A portion of a data file:
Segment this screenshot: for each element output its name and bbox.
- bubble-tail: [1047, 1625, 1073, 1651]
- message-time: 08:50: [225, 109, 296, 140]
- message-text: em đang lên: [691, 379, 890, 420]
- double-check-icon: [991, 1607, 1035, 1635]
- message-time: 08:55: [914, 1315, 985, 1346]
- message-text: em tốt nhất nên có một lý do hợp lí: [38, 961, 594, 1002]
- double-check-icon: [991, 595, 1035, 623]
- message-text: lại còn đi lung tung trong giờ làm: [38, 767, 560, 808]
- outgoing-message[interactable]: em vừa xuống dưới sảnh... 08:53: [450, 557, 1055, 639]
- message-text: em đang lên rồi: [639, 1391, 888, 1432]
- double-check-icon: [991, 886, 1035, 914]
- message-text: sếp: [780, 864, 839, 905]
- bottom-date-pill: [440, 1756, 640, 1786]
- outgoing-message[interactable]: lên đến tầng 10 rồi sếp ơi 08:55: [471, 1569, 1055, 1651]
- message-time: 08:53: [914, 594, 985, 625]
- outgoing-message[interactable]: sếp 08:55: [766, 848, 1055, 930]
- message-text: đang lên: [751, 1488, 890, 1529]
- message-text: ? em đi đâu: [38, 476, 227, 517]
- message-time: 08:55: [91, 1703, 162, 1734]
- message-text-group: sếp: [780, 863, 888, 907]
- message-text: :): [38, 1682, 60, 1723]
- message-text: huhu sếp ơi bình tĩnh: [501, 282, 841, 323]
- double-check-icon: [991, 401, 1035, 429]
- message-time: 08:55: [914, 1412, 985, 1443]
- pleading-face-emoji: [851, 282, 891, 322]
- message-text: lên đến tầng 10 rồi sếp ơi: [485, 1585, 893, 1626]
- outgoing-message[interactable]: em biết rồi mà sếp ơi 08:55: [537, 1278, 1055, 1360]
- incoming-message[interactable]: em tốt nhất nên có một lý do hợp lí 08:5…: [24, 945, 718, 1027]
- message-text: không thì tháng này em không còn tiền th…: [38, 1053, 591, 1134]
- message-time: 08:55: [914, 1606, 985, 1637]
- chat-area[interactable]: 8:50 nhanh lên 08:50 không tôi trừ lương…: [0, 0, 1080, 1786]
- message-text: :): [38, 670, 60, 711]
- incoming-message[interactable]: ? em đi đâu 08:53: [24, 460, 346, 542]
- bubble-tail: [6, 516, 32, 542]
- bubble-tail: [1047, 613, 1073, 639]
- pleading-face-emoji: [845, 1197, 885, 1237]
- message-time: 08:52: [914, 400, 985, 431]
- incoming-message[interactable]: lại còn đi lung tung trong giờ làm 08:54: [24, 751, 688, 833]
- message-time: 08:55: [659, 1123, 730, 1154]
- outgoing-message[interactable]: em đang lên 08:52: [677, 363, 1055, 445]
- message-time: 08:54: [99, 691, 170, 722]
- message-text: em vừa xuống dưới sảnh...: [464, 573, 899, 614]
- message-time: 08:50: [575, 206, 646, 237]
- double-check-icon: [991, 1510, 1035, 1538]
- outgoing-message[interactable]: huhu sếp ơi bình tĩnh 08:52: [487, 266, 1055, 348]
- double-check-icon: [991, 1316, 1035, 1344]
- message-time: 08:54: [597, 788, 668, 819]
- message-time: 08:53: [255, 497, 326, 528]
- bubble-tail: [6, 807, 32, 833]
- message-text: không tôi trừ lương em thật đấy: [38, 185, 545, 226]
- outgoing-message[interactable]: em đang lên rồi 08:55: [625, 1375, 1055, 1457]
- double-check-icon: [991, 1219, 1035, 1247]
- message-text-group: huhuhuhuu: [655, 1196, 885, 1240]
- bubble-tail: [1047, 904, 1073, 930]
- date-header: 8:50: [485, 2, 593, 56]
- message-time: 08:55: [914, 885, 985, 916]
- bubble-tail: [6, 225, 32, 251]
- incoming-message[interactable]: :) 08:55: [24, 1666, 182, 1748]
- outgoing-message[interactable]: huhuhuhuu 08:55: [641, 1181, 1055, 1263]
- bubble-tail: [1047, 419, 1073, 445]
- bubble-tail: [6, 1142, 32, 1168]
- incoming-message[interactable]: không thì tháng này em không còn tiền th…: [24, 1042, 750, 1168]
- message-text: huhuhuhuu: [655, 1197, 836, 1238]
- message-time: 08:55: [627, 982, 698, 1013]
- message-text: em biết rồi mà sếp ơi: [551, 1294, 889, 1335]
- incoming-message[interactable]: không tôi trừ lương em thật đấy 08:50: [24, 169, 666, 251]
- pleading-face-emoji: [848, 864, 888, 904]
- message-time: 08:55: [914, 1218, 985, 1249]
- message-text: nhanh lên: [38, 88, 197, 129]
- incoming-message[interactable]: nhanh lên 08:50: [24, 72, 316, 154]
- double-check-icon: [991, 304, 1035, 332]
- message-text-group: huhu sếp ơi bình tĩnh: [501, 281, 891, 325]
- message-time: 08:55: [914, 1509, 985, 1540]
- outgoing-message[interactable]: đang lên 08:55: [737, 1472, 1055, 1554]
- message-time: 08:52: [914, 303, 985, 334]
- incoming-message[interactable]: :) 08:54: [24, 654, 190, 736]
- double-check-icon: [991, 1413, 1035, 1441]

...

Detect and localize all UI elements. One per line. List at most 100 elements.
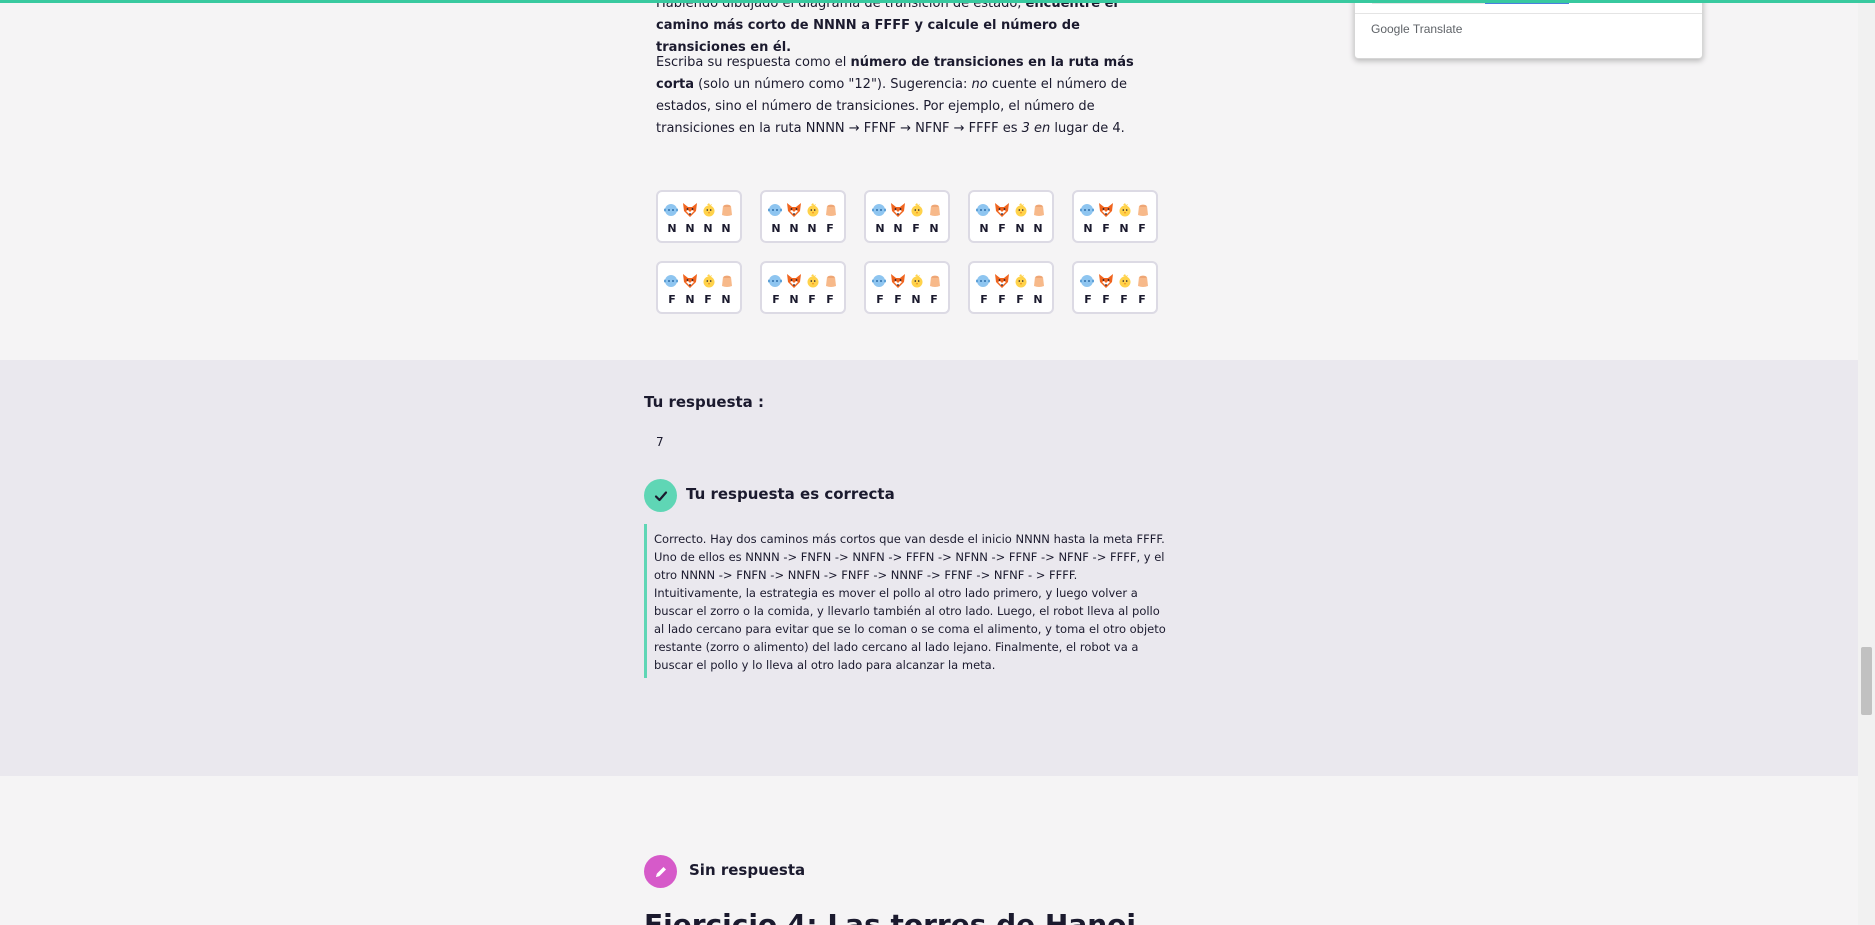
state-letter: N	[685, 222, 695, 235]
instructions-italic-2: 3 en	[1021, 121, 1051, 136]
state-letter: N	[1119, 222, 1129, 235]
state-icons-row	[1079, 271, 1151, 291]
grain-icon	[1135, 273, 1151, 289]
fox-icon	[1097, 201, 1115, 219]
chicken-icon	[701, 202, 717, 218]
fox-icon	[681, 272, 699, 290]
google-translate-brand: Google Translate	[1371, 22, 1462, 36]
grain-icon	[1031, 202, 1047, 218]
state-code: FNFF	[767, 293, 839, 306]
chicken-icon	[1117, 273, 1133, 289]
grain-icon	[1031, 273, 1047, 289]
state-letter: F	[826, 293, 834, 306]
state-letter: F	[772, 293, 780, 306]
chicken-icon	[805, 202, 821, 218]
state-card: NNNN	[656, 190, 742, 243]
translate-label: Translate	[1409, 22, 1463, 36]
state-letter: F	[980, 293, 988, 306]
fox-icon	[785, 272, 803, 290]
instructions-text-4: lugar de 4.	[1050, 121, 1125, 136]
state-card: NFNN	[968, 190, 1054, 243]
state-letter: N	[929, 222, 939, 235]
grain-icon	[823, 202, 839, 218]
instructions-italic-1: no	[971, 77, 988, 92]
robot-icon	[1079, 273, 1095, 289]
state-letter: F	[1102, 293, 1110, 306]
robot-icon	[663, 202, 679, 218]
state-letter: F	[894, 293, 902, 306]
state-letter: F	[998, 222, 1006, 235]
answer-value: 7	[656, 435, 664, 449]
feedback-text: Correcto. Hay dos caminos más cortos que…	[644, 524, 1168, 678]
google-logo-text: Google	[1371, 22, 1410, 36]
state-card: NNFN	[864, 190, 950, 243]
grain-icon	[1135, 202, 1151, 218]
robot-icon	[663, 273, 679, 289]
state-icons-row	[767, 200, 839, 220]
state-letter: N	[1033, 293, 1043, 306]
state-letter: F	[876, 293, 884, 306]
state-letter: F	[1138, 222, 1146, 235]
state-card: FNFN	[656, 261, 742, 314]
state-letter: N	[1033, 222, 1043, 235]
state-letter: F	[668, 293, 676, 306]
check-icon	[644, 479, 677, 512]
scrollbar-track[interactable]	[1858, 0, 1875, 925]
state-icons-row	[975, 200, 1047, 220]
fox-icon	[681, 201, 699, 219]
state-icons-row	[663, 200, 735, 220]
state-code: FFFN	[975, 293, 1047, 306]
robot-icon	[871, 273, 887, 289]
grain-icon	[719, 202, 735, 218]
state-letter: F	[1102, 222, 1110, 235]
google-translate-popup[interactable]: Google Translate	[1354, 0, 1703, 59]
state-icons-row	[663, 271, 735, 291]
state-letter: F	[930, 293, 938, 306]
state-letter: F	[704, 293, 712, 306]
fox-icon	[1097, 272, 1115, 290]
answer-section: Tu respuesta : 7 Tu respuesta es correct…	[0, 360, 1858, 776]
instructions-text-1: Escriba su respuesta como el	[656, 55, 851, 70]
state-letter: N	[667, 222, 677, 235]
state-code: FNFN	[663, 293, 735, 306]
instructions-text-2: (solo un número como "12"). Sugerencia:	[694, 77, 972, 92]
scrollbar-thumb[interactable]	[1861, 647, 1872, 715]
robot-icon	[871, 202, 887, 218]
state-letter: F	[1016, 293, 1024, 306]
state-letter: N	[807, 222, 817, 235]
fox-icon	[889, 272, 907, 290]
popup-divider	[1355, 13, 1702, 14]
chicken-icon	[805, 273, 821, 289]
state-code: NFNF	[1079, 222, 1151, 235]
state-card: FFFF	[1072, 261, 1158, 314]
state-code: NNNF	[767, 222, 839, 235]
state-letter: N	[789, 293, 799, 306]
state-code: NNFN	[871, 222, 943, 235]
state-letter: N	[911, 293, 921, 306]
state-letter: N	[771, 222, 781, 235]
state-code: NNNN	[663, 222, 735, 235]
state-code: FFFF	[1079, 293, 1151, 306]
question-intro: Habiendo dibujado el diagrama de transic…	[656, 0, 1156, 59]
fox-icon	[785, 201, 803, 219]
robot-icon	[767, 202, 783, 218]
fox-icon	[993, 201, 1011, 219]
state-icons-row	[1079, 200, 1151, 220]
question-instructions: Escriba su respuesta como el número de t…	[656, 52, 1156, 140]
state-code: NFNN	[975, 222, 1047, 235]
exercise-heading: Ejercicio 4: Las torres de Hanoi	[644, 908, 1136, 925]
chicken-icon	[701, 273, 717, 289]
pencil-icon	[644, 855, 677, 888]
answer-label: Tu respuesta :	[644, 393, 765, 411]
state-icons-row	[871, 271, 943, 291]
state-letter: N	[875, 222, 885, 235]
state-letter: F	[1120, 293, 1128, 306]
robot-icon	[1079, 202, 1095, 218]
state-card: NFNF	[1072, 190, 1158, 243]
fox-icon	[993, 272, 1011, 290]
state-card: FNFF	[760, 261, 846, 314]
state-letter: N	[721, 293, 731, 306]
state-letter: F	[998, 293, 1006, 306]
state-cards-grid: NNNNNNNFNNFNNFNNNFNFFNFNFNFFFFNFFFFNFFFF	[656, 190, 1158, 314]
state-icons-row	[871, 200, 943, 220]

▶ **WHAT YOU HAVE TO DO**
Output as a numbered list, omitting blank lines, the lines of the data that begin with the line containing "222, 695, 235]" and continue through the line containing "202, 1151, 218]", with both of those lines included.

▶ **REPLY**
1. state-letter: N	[685, 222, 695, 235]
2. instructions-italic-2: 3 en	[1021, 121, 1051, 136]
3. state-letter: N	[1119, 222, 1129, 235]
4. state-icons-row	[1079, 271, 1151, 291]
5. grain-icon	[1135, 273, 1151, 289]
6. fox-icon	[1097, 201, 1115, 219]
7. chicken-icon	[701, 202, 717, 218]
8. fox-icon	[681, 272, 699, 290]
9. google-translate-brand: Google Translate	[1371, 22, 1462, 36]
10. grain-icon	[1031, 202, 1047, 218]
11. state-code: FNFF	[767, 293, 839, 306]
12. chicken-icon	[1117, 273, 1133, 289]
13. grain-icon	[1031, 273, 1047, 289]
14. state-letter: F	[826, 293, 834, 306]
15. state-letter: F	[772, 293, 780, 306]
16. chicken-icon	[805, 202, 821, 218]
17. state-card: NNNN	[656, 190, 742, 243]
18. translate-label: Translate	[1409, 22, 1463, 36]
19. state-letter: F	[980, 293, 988, 306]
20. fox-icon	[785, 272, 803, 290]
21. instructions-text-4: lugar de 4.	[1050, 121, 1125, 136]
22. state-card: NFNN	[968, 190, 1054, 243]
23. state-letter: N	[929, 222, 939, 235]
24. grain-icon	[823, 202, 839, 218]
25. instructions-italic-1: no	[971, 77, 988, 92]
26. robot-icon	[1079, 273, 1095, 289]
27. state-letter: F	[1102, 293, 1110, 306]
28. robot-icon	[663, 202, 679, 218]
29. state-letter: F	[894, 293, 902, 306]
30. state-letter: F	[998, 222, 1006, 235]
31. answer-value: 7	[656, 435, 664, 449]
32. feedback-text: Correcto. Hay dos caminos más cortos que…	[644, 524, 1168, 678]
33. google-logo-text: Google	[1371, 22, 1410, 36]
34. state-card: NNFN	[864, 190, 950, 243]
35. grain-icon	[1135, 202, 1151, 218]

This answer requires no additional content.